*REQUIREMENTS*. Copy every line that mentions the word "Jack".

*PROVIDED DATA*.
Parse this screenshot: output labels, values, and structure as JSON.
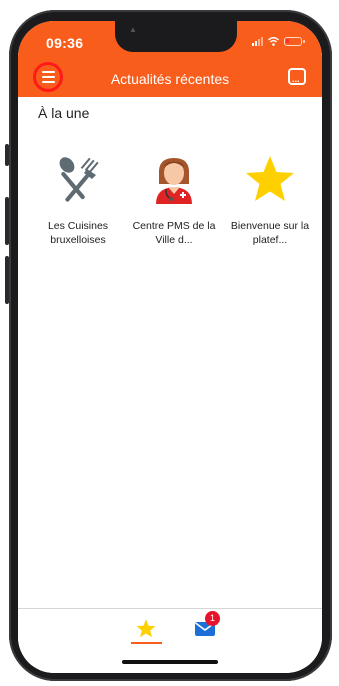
{
  "status_bar": {
    "time": "09:36"
  },
  "header": {
    "title": "Actualités récentes",
    "menu_icon": "hamburger-menu-icon",
    "chat_icon": "chat-bubble-icon",
    "background_color": "#f95d1b"
  },
  "section": {
    "title": "À la une"
  },
  "tiles": [
    {
      "label": "Les Cuisines bruxelloises",
      "icon": "fork-spoon-icon"
    },
    {
      "label": "Centre PMS de la Ville d...",
      "icon": "nurse-avatar-icon"
    },
    {
      "label": "Bienvenue sur la platef...",
      "icon": "star-icon"
    }
  ],
  "tabbar": {
    "favorites_icon": "star-icon",
    "messages_icon": "envelope-icon",
    "messages_badge": "1",
    "active_color": "#f95d1b"
  }
}
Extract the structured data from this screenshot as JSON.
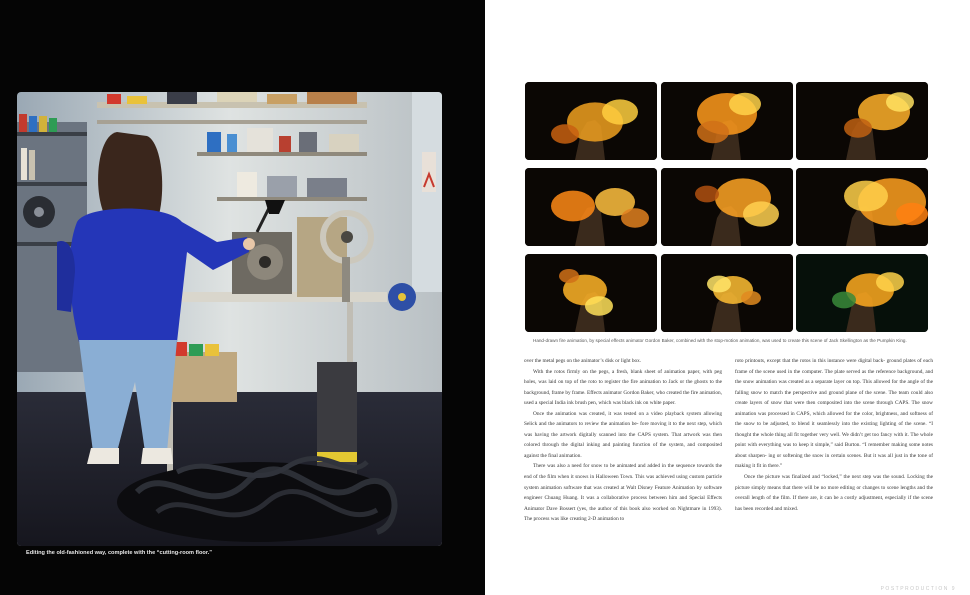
{
  "left_page": {
    "photo": {
      "description": "editor-at-workbench-photo"
    },
    "caption": "Editing the old-fashioned way, complete with the “cutting-room floor.”"
  },
  "right_page": {
    "frames": [
      {
        "name": "fire-skeleton-frame-1"
      },
      {
        "name": "fire-skeleton-frame-2"
      },
      {
        "name": "fire-skeleton-frame-3"
      },
      {
        "name": "fire-skeleton-frame-4"
      },
      {
        "name": "fire-skeleton-frame-5"
      },
      {
        "name": "fire-skeleton-frame-6"
      },
      {
        "name": "fire-skeleton-frame-7"
      },
      {
        "name": "fire-skeleton-frame-8"
      },
      {
        "name": "fire-skeleton-frame-9"
      }
    ],
    "grid_caption": "Hand-drawn fire animation, by special effects animator Gordon Baker, combined with the stop-motion animation, was used to create this scene of Jack Skellington as the Pumpkin King.",
    "col_left": [
      "over the metal pegs on the animator’s disk or light box.",
      "With the rotos firmly on the pegs, a fresh, blank sheet of animation paper, with peg holes, was laid on top of the roto to register the fire animation to Jack or the ghosts to the background, frame by frame. Effects animator Gordon Baker, who created the fire animation, used a special India ink brush pen, which was black ink on white paper.",
      "Once the animation was created, it was tested on a video playback system allowing Selick and the animators to review the animation be- fore moving it to the next step, which was having the artwork digitally scanned into the CAPS system. That artwork was then colored through the digital inking and painting function of the system, and composited against the final animation.",
      "There was also a need for snow to be animated and added in the sequence towards the end of the film when it snows in Halloween Town. This was achieved using custom particle system animation software that was created at Walt Disney Feature Animation by software engineer Chuang Huang. It was a collaborative process between him and Special Effects Animator Dave Bossert (yes, the author of this book also worked on Nightmare in 1993). The process was like creating 2-D animation to"
    ],
    "col_right": [
      "roto printouts, except that the rotos in this instance were digital back- ground plates of each frame of the scene used in the computer. The plate served as the reference background, and the snow animation was created as a separate layer on top. This allowed for the angle of the falling snow to match the perspective and ground plane of the scene. The team could also create layers of snow that were then composited into the scene through CAPS. The snow animation was processed in CAPS, which allowed for the color, brightness, and softness of the snow to be adjusted, to blend it seamlessly into the existing lighting of the scene. “I thought the whole thing all fit together very well. We didn’t get too fancy with it. The whole point with everything was to keep it simple,” said Burton. “I remember making some notes about sharpen- ing or softening the snow in certain scenes. But it was all just in the tone of making it fit in there.”",
      "Once the picture was finalized and “locked,” the next step was the sound. Locking the picture simply means that there will be no more editing or changes to scene lengths and the overall length of the film. If there are, it can be a costly adjustment, especially if the scene has been recorded and mixed."
    ],
    "folio": "POSTPRODUCTION    9"
  }
}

*WRITTEN SOLUTION*.
    "grid_caption": "Hand-drawn fire animation, by special effects animator Gordon Baker, combined with the stop-motion animation, was used to create this scene of Jack Skellington as the Pumpkin King.",
      "With the rotos firmly on the pegs, a fresh, blank sheet of animation paper, with peg holes, was laid on top of the roto to register the fire animation to Jack or the ghosts to the background, frame by frame. Effects animator Gordon Baker, who created the fire animation, used a special India ink brush pen, which was black ink on white paper.",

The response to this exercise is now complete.